(PROVIDED RECORDS)

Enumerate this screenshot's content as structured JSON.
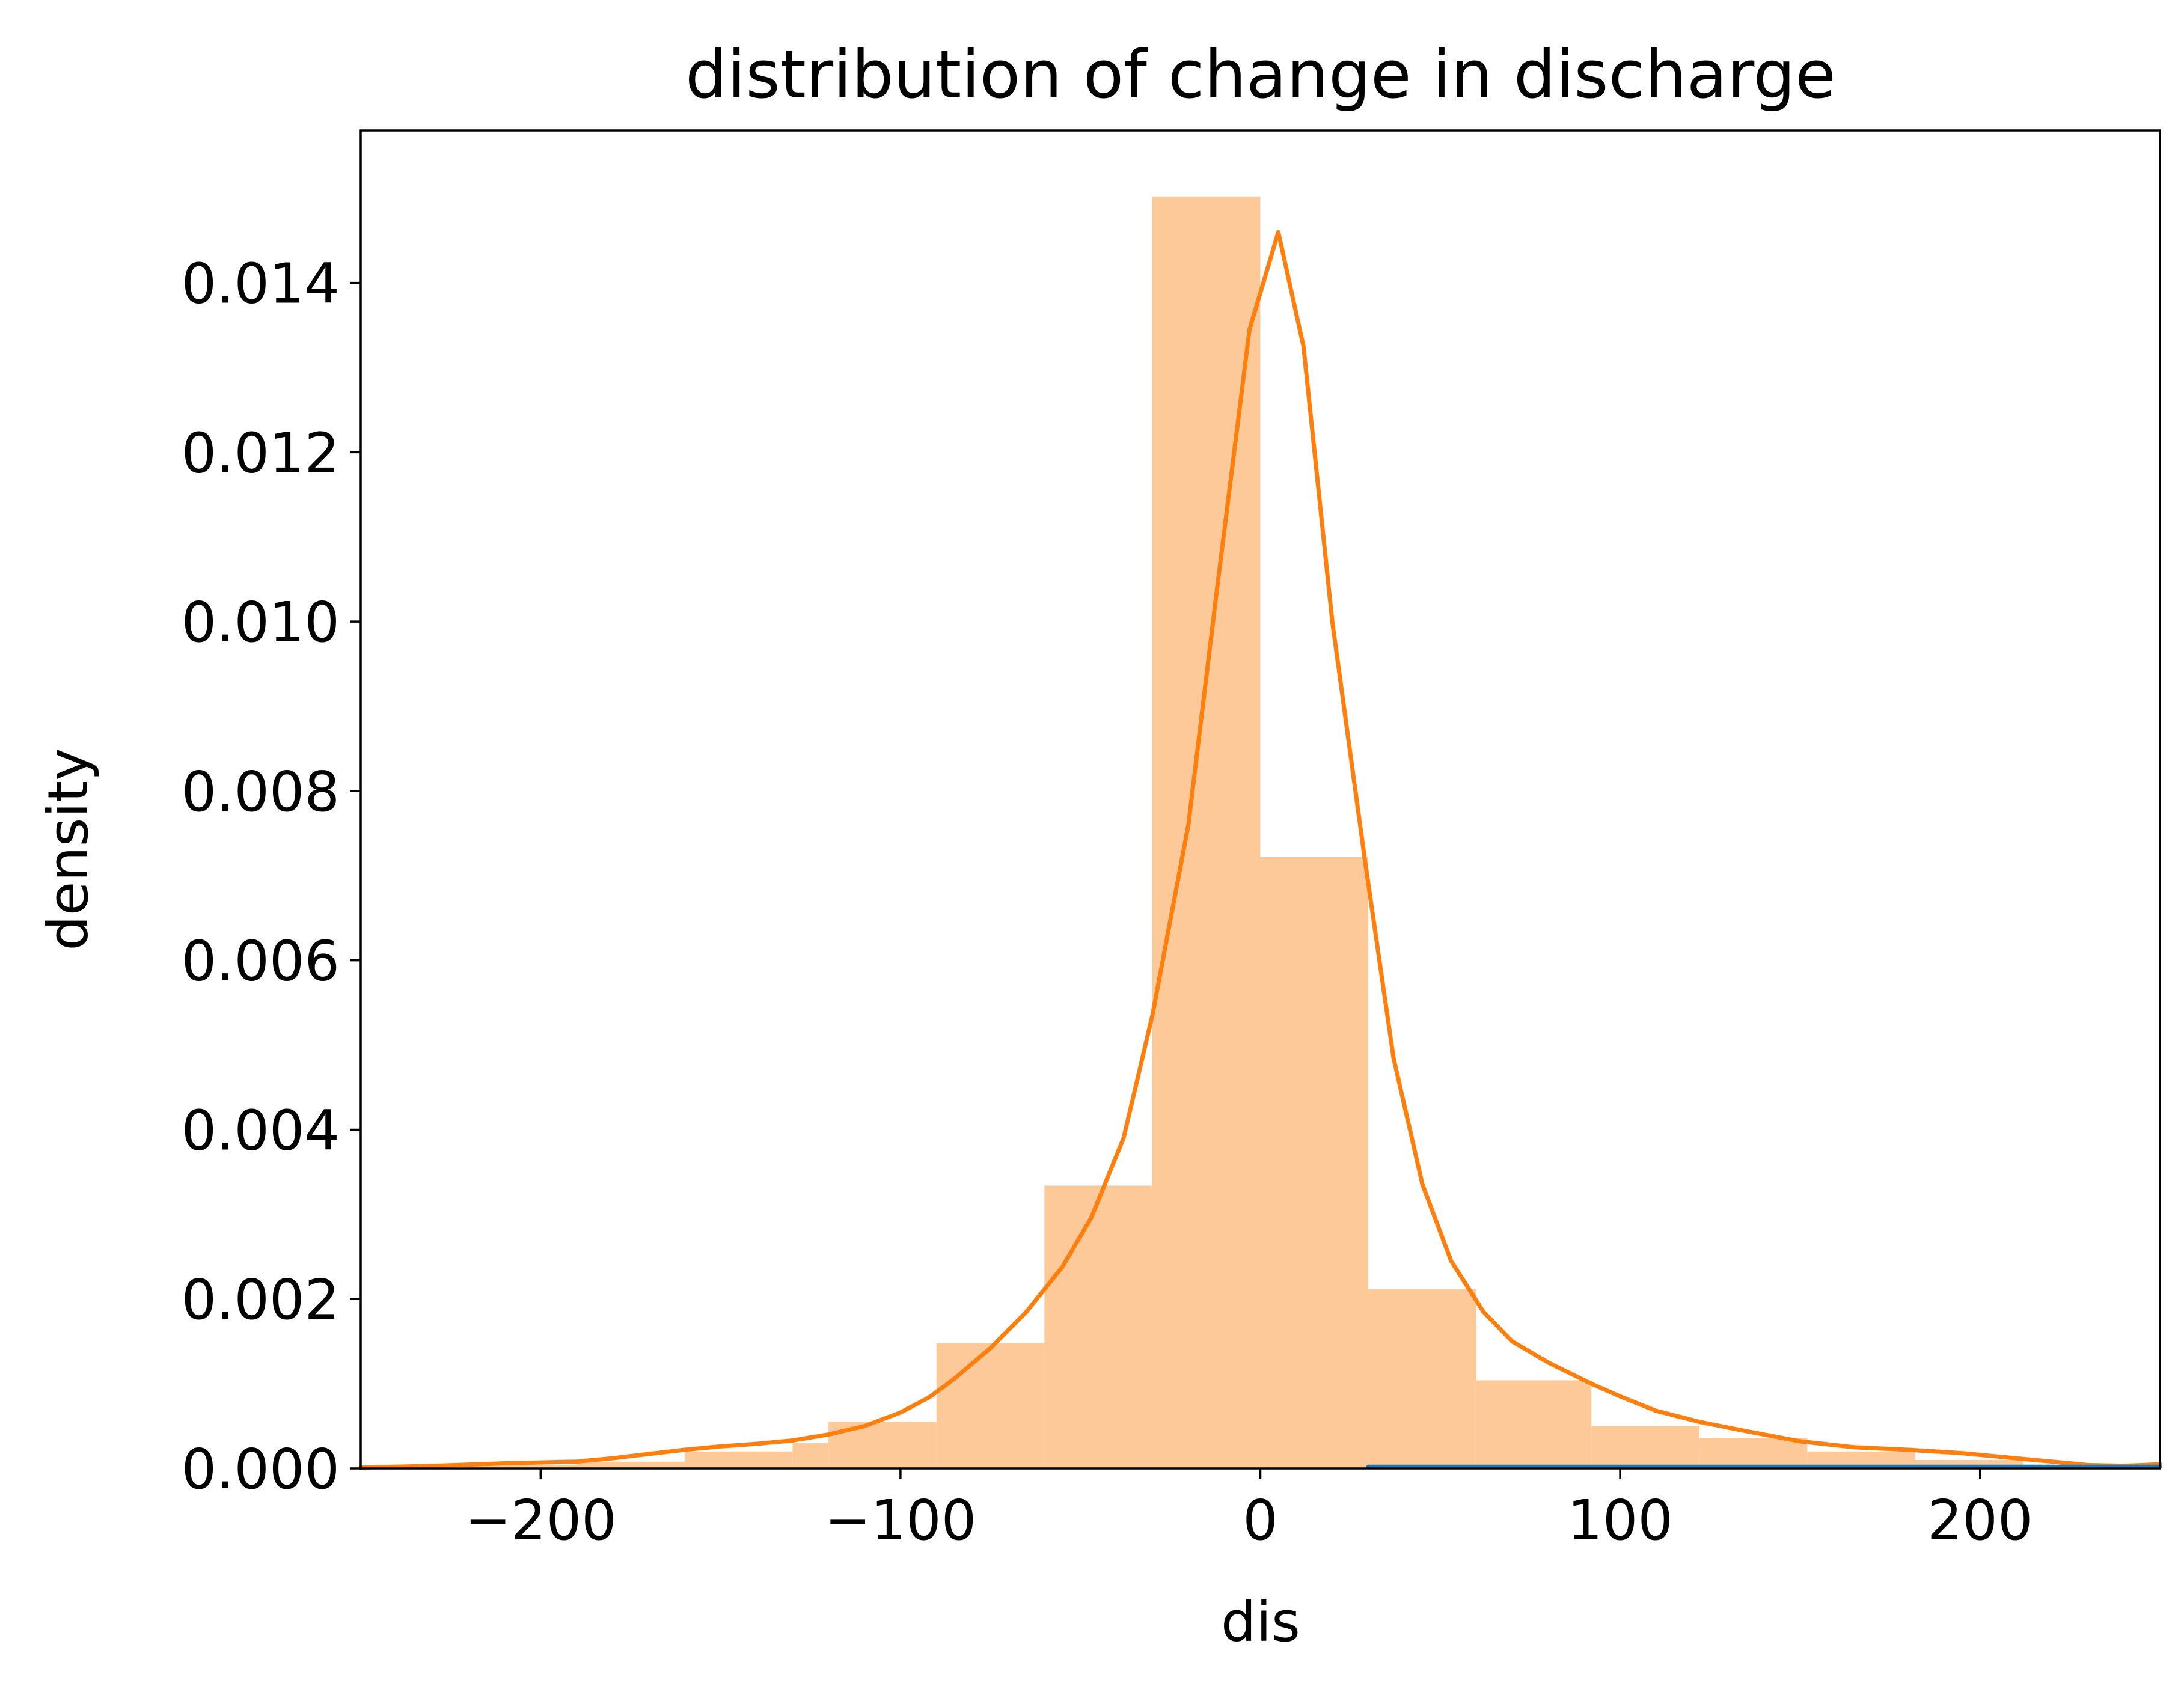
{
  "chart_data": {
    "type": "bar",
    "title": "distribution of change in discharge",
    "xlabel": "dis",
    "ylabel": "density",
    "xlim": [
      -250,
      250
    ],
    "ylim": [
      0,
      0.0158
    ],
    "grid": false,
    "xticks": [
      -200,
      -100,
      0,
      100,
      200
    ],
    "xtick_labels": [
      "−200",
      "−100",
      "0",
      "100",
      "200"
    ],
    "yticks": [
      0,
      0.002,
      0.004,
      0.006,
      0.008,
      0.01,
      0.012,
      0.014
    ],
    "ytick_labels": [
      "0.000",
      "0.002",
      "0.004",
      "0.006",
      "0.008",
      "0.010",
      "0.012",
      "0.014"
    ],
    "histogram": {
      "color": "#fdc998",
      "bin_edges": [
        -250,
        -220,
        -190,
        -160,
        -130,
        -120,
        -90,
        -60,
        -30,
        0,
        30,
        60,
        92,
        122,
        152,
        182,
        212,
        250
      ],
      "values": [
        1e-05,
        4e-05,
        8e-05,
        0.0002,
        0.0003,
        0.00055,
        0.00148,
        0.00334,
        0.01502,
        0.00722,
        0.00212,
        0.00104,
        0.0005,
        0.00036,
        0.0002,
        0.0001,
        3e-05
      ]
    },
    "series": [
      {
        "color": "#ff7f0e",
        "x": [
          -250,
          -230,
          -210,
          -190,
          -180,
          -170,
          -160,
          -150,
          -140,
          -130,
          -120,
          -110,
          -100,
          -92,
          -85,
          -75,
          -65,
          -55,
          -47,
          -38,
          -30,
          -20,
          -12,
          -3,
          5,
          12,
          20,
          29,
          37,
          45,
          53,
          62,
          70,
          80,
          92,
          100,
          110,
          122,
          135,
          150,
          165,
          180,
          195,
          210,
          220,
          230,
          240,
          250
        ],
        "y": [
          1e-05,
          3e-05,
          6e-05,
          8e-05,
          0.00012,
          0.00017,
          0.00022,
          0.00026,
          0.00029,
          0.00033,
          0.0004,
          0.0005,
          0.00066,
          0.00084,
          0.00106,
          0.00142,
          0.00185,
          0.00238,
          0.00296,
          0.0039,
          0.00535,
          0.0076,
          0.0104,
          0.01345,
          0.0146,
          0.01325,
          0.01,
          0.0072,
          0.00485,
          0.00336,
          0.00245,
          0.00185,
          0.0015,
          0.00125,
          0.001,
          0.00085,
          0.00068,
          0.00055,
          0.00044,
          0.00032,
          0.00025,
          0.00022,
          0.00018,
          0.00012,
          8e-05,
          4e-05,
          3e-05,
          5e-05
        ]
      },
      {
        "color": "#1f77b4",
        "x": [
          30,
          90,
          150,
          210,
          250
        ],
        "y": [
          2e-05,
          2e-05,
          2e-05,
          2e-05,
          2e-05
        ]
      }
    ]
  }
}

(REQUIRED TASK) Gather all lines from the records above in which "color" appears.

(FULL OUTPUT)
      "color": "#fdc998",
        "color": "#ff7f0e",
        "color": "#1f77b4",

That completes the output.